### TASK GOAL:
Using the records provided below, locate and copy each line that contains the word "Brünn".

--- start of RECORD LIST ---

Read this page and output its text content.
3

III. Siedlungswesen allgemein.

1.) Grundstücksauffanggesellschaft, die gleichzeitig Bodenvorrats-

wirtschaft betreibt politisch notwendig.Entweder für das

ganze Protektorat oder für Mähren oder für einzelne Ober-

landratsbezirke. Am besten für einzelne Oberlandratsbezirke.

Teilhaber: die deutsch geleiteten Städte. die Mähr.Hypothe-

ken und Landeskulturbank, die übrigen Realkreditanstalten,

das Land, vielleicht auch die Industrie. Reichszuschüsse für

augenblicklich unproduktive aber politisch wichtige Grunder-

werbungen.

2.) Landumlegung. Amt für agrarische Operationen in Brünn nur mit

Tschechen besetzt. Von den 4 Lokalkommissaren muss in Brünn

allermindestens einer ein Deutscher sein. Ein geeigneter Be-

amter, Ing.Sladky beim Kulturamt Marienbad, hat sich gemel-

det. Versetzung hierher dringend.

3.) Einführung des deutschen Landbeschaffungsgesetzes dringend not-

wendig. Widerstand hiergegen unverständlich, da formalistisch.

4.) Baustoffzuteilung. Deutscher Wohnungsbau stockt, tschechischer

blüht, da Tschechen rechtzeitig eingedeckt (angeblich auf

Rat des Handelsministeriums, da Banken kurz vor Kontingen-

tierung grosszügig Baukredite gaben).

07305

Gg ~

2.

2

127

--- end of RECORD LIST ---
--- start of RECORD LIST ---

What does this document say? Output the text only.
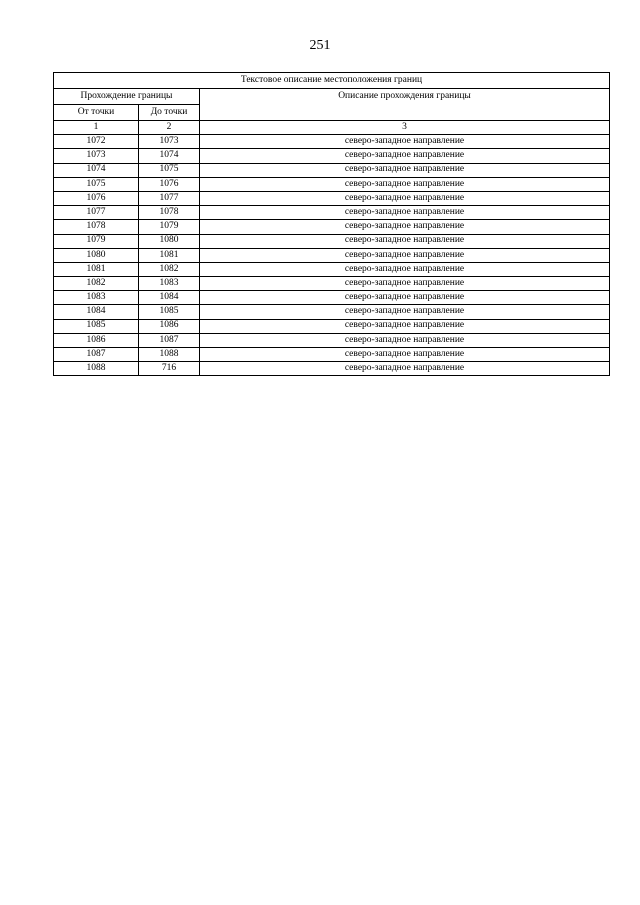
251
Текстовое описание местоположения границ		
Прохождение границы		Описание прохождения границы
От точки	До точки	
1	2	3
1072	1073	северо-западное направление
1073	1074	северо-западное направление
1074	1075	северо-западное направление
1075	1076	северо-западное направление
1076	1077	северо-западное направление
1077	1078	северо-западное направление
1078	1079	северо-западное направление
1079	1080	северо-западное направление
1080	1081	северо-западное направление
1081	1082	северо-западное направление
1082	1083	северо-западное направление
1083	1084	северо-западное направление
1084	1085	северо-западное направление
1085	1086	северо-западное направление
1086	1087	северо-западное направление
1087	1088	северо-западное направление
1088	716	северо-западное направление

--- end of RECORD LIST ---
--- start of RECORD LIST ---

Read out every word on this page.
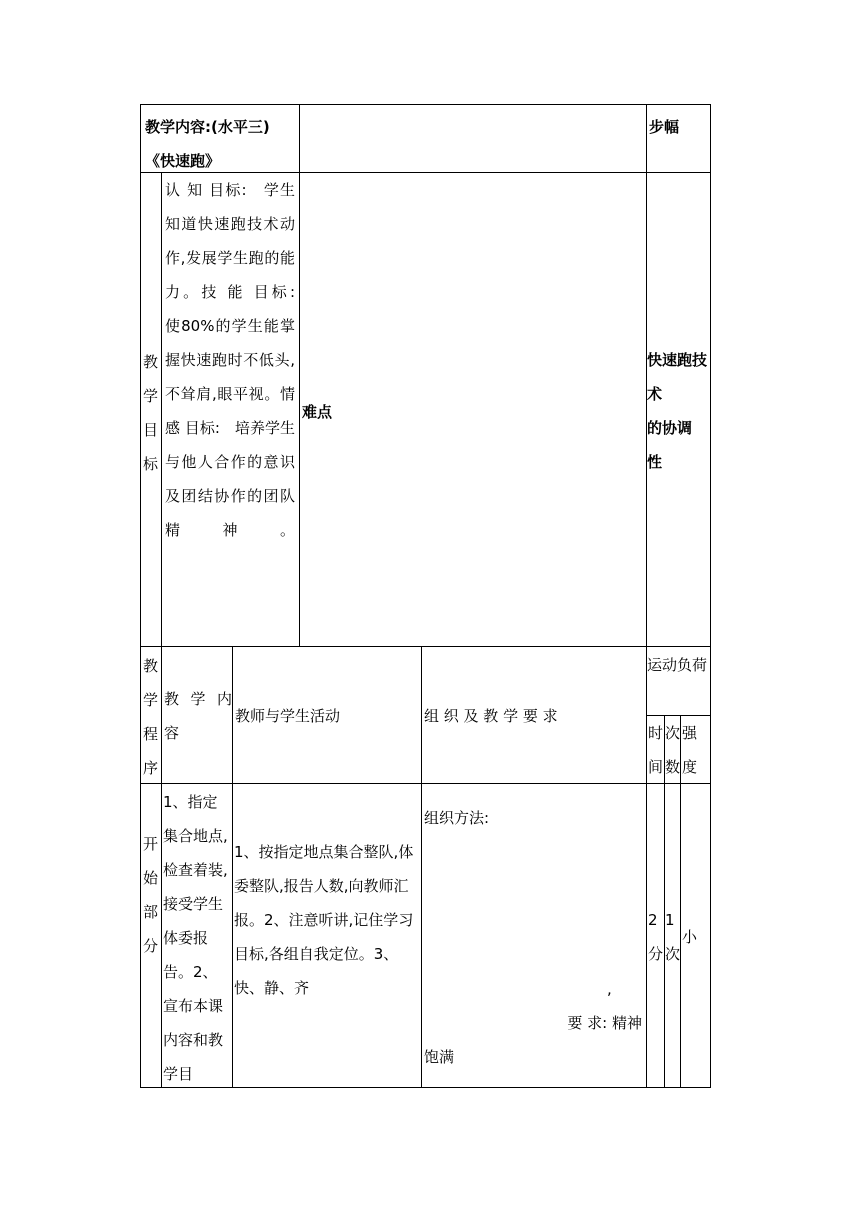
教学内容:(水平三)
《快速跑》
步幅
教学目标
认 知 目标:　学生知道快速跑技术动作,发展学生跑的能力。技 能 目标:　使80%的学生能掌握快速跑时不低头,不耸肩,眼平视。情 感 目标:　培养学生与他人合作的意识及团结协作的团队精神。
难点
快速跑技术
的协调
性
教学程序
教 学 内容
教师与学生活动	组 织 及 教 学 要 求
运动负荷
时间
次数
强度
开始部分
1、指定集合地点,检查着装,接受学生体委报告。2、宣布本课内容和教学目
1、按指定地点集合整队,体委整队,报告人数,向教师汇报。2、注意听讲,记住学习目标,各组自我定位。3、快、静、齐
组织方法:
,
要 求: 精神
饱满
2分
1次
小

--- end of RECORD LIST ---

### SOLUTION BELOW:
2.) Landumlegung. Amt für agrarische Operationen in Brünn nur mit
Tschechen besetzt. Von den 4 Lokalkommissaren muss in Brünn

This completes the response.